Extract all lines containing "JSON".

Supplied data.
*-*-*

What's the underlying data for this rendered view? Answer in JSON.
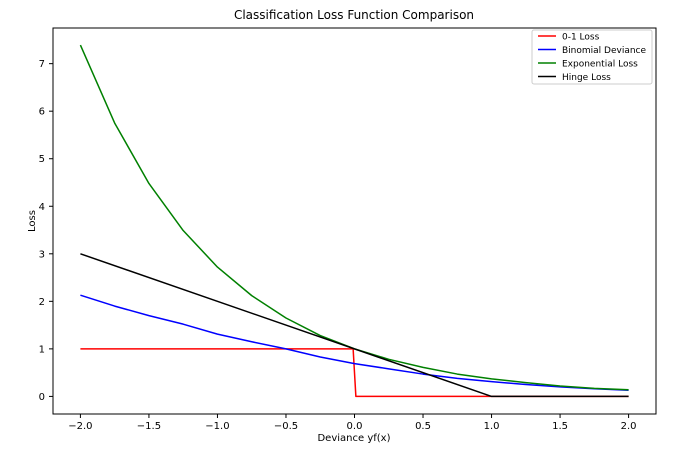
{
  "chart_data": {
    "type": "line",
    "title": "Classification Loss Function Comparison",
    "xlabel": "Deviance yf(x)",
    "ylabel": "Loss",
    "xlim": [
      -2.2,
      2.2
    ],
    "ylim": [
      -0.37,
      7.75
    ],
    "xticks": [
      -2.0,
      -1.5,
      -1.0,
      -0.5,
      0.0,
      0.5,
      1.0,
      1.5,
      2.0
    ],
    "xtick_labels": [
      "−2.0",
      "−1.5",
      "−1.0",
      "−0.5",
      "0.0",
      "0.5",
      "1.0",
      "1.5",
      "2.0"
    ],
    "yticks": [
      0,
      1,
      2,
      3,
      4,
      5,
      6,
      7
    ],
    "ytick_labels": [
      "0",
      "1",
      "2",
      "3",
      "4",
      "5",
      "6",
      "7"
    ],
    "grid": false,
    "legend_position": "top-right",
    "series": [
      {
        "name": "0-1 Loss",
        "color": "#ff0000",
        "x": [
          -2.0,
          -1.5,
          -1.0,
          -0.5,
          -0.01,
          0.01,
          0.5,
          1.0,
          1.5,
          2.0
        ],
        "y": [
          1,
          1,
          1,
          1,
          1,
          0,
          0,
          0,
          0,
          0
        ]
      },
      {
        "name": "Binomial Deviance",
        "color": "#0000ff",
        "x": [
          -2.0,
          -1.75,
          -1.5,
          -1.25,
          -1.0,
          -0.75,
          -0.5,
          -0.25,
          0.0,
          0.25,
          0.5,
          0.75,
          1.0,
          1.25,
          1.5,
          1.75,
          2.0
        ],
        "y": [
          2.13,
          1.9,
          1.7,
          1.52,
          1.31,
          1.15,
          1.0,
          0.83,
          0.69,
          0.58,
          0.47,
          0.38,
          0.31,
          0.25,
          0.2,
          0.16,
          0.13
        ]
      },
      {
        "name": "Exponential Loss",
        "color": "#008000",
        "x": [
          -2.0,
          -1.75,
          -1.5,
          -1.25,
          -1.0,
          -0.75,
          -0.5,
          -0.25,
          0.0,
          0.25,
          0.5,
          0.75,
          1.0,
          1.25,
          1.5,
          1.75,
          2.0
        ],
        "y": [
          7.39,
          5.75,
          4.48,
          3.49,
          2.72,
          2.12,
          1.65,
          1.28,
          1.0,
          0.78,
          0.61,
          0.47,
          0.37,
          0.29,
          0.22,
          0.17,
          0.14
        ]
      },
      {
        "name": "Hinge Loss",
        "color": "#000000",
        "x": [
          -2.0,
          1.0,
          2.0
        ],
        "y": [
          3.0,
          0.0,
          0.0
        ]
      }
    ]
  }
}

*-*-*

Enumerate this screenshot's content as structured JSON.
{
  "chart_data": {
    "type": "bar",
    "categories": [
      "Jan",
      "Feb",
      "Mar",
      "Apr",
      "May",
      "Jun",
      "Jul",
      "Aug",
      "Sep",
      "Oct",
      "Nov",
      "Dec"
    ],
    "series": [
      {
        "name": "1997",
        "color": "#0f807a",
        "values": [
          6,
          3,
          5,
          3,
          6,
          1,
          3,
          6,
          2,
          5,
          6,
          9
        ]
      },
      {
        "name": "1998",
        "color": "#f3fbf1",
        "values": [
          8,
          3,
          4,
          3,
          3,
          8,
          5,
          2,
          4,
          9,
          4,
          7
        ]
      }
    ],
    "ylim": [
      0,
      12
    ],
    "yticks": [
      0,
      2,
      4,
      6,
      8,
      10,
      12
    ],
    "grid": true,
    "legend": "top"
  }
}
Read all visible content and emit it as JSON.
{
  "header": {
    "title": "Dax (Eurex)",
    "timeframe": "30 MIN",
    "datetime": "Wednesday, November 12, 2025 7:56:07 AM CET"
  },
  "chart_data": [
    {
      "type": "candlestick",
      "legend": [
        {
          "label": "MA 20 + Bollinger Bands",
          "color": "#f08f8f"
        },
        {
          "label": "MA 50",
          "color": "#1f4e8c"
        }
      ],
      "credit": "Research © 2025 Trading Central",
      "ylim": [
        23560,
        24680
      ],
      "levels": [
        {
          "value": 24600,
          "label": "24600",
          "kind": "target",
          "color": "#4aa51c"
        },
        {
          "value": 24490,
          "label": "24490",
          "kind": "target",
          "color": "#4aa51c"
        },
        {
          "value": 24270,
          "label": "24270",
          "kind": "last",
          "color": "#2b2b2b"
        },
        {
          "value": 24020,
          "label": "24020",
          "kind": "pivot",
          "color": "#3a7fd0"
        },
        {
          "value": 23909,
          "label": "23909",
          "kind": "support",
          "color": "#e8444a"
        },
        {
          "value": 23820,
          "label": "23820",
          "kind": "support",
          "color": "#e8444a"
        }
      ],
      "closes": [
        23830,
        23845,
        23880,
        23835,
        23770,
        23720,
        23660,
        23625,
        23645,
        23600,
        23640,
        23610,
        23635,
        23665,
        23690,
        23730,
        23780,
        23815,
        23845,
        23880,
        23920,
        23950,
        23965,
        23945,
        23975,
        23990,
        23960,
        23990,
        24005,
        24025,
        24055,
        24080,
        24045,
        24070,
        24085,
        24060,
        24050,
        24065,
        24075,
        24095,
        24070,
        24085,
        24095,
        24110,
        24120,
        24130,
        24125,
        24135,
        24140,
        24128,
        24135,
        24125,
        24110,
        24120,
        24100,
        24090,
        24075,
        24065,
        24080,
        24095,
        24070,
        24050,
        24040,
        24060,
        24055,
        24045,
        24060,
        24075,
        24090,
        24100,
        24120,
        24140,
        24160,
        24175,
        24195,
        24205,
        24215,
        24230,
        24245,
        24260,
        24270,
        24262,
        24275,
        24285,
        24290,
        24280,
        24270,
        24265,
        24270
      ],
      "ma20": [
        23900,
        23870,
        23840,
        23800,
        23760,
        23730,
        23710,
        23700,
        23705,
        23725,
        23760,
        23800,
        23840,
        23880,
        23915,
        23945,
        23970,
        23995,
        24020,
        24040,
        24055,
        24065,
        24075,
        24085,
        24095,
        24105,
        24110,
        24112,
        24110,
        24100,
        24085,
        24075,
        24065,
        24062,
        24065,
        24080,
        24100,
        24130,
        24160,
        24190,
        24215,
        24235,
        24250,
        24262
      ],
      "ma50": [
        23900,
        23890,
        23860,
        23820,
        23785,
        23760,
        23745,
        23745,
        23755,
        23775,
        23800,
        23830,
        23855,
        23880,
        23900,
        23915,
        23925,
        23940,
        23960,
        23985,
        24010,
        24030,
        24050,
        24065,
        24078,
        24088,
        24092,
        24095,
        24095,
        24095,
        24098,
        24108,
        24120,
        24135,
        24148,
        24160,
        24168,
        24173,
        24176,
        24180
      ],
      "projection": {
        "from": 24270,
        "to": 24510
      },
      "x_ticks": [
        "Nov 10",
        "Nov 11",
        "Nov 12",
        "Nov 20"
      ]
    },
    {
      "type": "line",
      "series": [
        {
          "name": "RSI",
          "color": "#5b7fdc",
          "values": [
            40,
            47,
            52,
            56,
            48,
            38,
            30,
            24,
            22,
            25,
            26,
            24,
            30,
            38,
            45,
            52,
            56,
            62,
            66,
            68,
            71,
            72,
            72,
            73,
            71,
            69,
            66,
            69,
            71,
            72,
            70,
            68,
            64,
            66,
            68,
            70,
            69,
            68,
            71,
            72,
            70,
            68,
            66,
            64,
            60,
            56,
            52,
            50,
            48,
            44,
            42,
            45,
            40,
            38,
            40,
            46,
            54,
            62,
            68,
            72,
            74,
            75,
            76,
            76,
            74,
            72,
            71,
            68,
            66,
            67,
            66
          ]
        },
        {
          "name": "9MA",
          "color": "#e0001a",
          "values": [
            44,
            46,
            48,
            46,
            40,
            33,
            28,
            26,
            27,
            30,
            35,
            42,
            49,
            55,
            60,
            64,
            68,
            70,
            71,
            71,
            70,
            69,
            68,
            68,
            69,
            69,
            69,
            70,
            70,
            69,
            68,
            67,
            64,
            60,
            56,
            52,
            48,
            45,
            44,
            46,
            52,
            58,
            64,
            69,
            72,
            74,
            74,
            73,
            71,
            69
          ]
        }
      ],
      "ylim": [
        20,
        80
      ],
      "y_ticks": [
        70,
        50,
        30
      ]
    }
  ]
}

*-*-*

Problem solution.
What's the underlying data for this rendered view? Answer in JSON.
Enumerate this screenshot's content as structured JSON.
Read all visible content and emit it as JSON.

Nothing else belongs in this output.